> **Problem requirements**
Go through the material below and copy all lines with "Budapest".

> **Entries supplied**
>>>>>

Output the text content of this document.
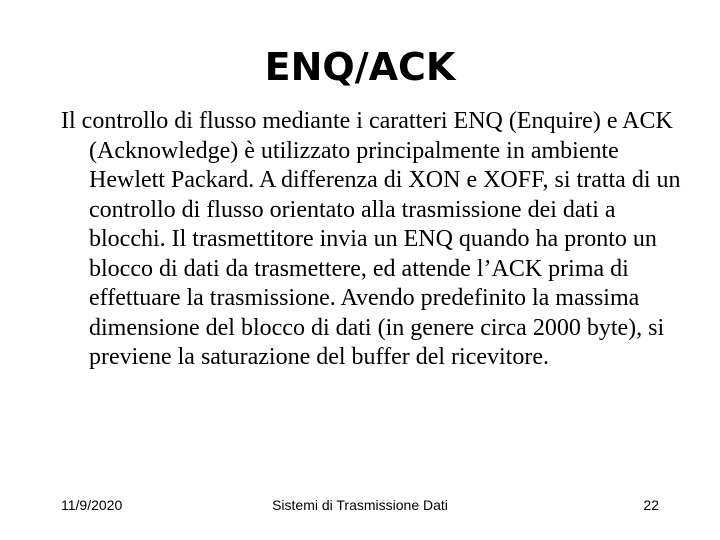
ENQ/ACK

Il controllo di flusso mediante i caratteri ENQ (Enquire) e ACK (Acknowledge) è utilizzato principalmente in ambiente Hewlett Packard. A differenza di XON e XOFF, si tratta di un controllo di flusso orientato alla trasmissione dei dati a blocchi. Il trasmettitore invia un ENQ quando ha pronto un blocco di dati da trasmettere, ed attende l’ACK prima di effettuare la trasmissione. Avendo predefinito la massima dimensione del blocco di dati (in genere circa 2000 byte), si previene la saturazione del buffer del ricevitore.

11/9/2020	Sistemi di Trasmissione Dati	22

<<<<<
>>>>>

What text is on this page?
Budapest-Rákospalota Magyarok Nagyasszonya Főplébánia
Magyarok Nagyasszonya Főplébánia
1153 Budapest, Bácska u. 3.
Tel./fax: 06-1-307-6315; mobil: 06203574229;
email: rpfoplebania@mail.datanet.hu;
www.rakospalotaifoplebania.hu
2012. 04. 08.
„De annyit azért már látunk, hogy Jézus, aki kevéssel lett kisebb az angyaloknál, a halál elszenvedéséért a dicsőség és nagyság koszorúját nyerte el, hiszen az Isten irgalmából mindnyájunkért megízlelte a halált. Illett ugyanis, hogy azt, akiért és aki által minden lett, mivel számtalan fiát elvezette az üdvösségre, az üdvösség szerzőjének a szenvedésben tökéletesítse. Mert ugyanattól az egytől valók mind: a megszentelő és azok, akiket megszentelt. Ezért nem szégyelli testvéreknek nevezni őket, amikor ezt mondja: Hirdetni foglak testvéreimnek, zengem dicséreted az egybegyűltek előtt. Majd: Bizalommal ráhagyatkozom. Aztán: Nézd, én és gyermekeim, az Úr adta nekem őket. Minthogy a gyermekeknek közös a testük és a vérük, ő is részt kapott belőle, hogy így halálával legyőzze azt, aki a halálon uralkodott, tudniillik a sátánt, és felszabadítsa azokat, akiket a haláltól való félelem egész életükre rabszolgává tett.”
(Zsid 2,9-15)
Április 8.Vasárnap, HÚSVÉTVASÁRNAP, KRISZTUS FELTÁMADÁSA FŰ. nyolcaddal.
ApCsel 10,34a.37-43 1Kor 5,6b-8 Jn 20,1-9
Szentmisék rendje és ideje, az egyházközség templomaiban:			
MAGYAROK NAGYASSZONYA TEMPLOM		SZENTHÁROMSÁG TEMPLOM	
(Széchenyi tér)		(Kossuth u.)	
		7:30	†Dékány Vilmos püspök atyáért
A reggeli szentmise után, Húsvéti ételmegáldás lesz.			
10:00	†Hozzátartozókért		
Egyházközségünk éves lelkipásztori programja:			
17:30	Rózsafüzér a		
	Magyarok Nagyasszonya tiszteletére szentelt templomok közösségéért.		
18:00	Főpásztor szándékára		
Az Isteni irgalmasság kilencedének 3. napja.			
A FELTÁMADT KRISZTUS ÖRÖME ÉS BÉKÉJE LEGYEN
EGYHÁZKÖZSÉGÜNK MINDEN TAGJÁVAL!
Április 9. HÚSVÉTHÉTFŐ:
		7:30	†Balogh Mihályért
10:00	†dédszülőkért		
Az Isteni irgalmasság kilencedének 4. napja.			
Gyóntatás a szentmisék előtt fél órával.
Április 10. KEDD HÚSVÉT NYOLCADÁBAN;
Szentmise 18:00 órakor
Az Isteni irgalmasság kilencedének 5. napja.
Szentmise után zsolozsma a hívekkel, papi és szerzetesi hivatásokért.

<<<<<

> **The answer**
Budapest-Rákospalota Magyarok Nagyasszonya Főplébánia
1153 Budapest, Bácska u. 3.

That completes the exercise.